— Start Records shown —
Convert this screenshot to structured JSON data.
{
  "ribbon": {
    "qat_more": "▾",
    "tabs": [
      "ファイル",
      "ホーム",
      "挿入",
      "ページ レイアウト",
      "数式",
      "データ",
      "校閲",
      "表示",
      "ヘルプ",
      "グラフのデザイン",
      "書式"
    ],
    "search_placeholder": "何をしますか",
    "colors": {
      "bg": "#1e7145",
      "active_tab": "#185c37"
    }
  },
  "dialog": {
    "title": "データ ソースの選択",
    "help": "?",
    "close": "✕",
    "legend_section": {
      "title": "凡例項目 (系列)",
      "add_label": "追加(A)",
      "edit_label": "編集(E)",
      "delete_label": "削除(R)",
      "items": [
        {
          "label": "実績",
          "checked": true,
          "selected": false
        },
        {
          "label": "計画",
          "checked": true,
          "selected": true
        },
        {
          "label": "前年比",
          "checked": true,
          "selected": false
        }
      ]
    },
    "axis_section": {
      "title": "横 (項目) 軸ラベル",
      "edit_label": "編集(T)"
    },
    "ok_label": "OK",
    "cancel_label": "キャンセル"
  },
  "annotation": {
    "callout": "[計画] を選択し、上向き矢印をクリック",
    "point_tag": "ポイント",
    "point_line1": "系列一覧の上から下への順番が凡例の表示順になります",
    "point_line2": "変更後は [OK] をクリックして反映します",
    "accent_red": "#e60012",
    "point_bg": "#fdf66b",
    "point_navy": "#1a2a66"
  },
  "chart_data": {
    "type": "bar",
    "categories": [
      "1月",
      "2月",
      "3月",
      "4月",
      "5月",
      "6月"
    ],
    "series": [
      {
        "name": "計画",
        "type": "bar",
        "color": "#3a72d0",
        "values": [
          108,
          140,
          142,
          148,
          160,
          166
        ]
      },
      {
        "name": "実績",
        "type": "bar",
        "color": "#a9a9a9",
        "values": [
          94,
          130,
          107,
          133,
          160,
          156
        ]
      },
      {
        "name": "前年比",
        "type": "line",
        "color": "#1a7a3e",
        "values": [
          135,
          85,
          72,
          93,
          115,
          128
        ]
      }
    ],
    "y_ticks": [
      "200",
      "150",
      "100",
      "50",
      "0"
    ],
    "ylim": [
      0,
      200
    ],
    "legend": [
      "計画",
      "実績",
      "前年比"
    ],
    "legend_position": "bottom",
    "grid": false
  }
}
— End Records shown —
• Brief:
Repeat the data in its entirety, character for character.

• Task result:
Convert this screenshot to structured JSON data.
{
  "ribbon": {
    "qat_more": "▾",
    "tabs": [
      "ファイル",
      "ホーム",
      "挿入",
      "ページ レイアウト",
      "数式",
      "データ",
      "校閲",
      "表示",
      "ヘルプ",
      "グラフのデザイン",
      "書式"
    ],
    "search_placeholder": "何をしますか",
    "colors": {
      "bg": "#1e7145",
      "active_tab": "#185c37"
    }
  },
  "dialog": {
    "title": "データ ソースの選択",
    "help": "?",
    "close": "✕",
    "legend_section": {
      "title": "凡例項目 (系列)",
      "add_label": "追加(A)",
      "edit_label": "編集(E)",
      "delete_label": "削除(R)",
      "items": [
        {
          "label": "実績",
          "checked": true,
          "selected": false
        },
        {
          "label": "計画",
          "checked": true,
          "selected": true
        },
        {
          "label": "前年比",
          "checked": true,
          "selected": false
        }
      ]
    },
    "axis_section": {
      "title": "横 (項目) 軸ラベル",
      "edit_label": "編集(T)"
    },
    "ok_label": "OK",
    "cancel_label": "キャンセル"
  },
  "annotation": {
    "callout": "[計画] を選択し、上向き矢印をクリック",
    "point_tag": "ポイント",
    "point_line1": "系列一覧の上から下への順番が凡例の表示順になります",
    "point_line2": "変更後は [OK] をクリックして反映します",
    "accent_red": "#e60012",
    "point_bg": "#fdf66b",
    "point_navy": "#1a2a66"
  },
  "chart_data": {
    "type": "bar",
    "categories": [
      "1月",
      "2月",
      "3月",
      "4月",
      "5月",
      "6月"
    ],
    "series": [
      {
        "name": "計画",
        "type": "bar",
        "color": "#3a72d0",
        "values": [
          108,
          140,
          142,
          148,
          160,
          166
        ]
      },
      {
        "name": "実績",
        "type": "bar",
        "color": "#a9a9a9",
        "values": [
          94,
          130,
          107,
          133,
          160,
          156
        ]
      },
      {
        "name": "前年比",
        "type": "line",
        "color": "#1a7a3e",
        "values": [
          135,
          85,
          72,
          93,
          115,
          128
        ]
      }
    ],
    "y_ticks": [
      "200",
      "150",
      "100",
      "50",
      "0"
    ],
    "ylim": [
      0,
      200
    ],
    "legend": [
      "計画",
      "実績",
      "前年比"
    ],
    "legend_position": "bottom",
    "grid": false
  }
}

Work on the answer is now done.